** Start **
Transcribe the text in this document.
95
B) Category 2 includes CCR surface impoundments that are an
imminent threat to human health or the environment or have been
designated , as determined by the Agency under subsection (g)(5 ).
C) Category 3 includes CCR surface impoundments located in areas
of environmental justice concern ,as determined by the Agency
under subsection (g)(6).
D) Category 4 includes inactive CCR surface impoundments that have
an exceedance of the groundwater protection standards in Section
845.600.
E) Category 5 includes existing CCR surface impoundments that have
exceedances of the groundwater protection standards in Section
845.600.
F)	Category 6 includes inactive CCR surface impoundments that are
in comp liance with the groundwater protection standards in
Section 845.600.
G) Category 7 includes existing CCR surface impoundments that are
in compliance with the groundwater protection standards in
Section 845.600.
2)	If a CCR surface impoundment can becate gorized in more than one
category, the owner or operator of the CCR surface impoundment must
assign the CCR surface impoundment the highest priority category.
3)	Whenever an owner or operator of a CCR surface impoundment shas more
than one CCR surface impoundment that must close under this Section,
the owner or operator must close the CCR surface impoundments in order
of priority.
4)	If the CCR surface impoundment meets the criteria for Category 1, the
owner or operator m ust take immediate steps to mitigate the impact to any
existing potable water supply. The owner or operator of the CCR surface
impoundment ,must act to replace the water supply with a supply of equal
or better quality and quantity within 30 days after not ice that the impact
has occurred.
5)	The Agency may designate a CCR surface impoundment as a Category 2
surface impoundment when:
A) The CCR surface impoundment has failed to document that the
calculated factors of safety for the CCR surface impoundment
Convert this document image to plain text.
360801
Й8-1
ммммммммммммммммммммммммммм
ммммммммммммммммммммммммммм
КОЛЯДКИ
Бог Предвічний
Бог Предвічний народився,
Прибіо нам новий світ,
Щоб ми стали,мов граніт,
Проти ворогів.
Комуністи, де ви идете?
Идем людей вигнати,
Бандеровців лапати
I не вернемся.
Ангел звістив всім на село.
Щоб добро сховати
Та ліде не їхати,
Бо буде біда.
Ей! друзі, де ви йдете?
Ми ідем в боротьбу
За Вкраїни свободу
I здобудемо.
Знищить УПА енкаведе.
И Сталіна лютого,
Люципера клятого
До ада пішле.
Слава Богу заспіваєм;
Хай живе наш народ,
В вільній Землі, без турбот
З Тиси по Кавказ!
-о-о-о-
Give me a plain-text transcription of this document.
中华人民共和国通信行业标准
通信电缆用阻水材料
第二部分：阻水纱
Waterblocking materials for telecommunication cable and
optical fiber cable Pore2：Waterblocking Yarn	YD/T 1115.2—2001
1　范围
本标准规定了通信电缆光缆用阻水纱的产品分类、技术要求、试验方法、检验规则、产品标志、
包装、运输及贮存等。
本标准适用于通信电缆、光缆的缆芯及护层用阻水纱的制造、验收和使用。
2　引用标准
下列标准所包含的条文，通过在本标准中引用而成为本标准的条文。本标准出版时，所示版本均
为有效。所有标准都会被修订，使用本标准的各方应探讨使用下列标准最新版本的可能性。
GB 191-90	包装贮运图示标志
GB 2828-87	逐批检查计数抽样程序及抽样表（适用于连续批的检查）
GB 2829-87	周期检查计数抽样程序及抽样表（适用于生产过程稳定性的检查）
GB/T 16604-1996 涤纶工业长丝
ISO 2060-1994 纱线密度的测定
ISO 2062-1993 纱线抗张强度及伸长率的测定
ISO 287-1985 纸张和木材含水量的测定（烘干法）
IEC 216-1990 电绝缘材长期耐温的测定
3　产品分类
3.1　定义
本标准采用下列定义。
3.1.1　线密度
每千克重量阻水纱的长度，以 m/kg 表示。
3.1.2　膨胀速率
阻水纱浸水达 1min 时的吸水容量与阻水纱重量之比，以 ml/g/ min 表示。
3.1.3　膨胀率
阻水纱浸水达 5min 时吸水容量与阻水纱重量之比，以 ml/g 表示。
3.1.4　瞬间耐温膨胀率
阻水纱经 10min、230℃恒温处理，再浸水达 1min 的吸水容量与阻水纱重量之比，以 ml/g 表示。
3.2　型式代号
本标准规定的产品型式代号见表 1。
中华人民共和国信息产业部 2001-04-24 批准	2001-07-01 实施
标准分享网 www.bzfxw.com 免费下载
** End **
◆ Exercise details ◆
Write out each line of the data that holds the string "text".

◆ Correct output ◆
Transcribe the text in this document.
Convert this document image to plain text.
Give me a plain-text transcription of this document.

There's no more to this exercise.